## [Requirement]
Repeat each line word for word.

--- Start Data entries ---

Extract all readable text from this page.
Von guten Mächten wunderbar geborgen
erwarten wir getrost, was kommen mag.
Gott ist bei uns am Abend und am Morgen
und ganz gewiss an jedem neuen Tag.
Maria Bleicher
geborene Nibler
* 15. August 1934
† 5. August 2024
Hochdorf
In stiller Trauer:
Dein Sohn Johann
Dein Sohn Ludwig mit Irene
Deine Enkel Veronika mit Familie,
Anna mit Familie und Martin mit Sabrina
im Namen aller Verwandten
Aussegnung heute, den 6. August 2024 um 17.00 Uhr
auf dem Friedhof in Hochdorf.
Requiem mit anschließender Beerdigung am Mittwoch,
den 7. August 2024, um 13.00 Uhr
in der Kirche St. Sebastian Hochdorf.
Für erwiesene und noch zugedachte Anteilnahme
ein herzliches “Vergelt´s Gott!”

--- End Data entries ---

## [Answer to this exercise]
Extract all readable text from this page.
Von guten Mächten wunderbar geborgen
erwarten wir getrost, was kommen mag.
Gott ist bei uns am Abend und am Morgen
und ganz gewiss an jedem neuen Tag.
Maria Bleicher
geborene Nibler
* 15. August 1934
† 5. August 2024
Hochdorf
In stiller Trauer:
Dein Sohn Johann
Dein Sohn Ludwig mit Irene
Deine Enkel Veronika mit Familie,
Anna mit Familie und Martin mit Sabrina
im Namen aller Verwandten
Aussegnung heute, den 6. August 2024 um 17.00 Uhr
auf dem Friedhof in Hochdorf.
Requiem mit anschließender Beerdigung am Mittwoch,
den 7. August 2024, um 13.00 Uhr
in der Kirche St. Sebastian Hochdorf.
Für erwiesene und noch zugedachte Anteilnahme
ein herzliches “Vergelt´s Gott!”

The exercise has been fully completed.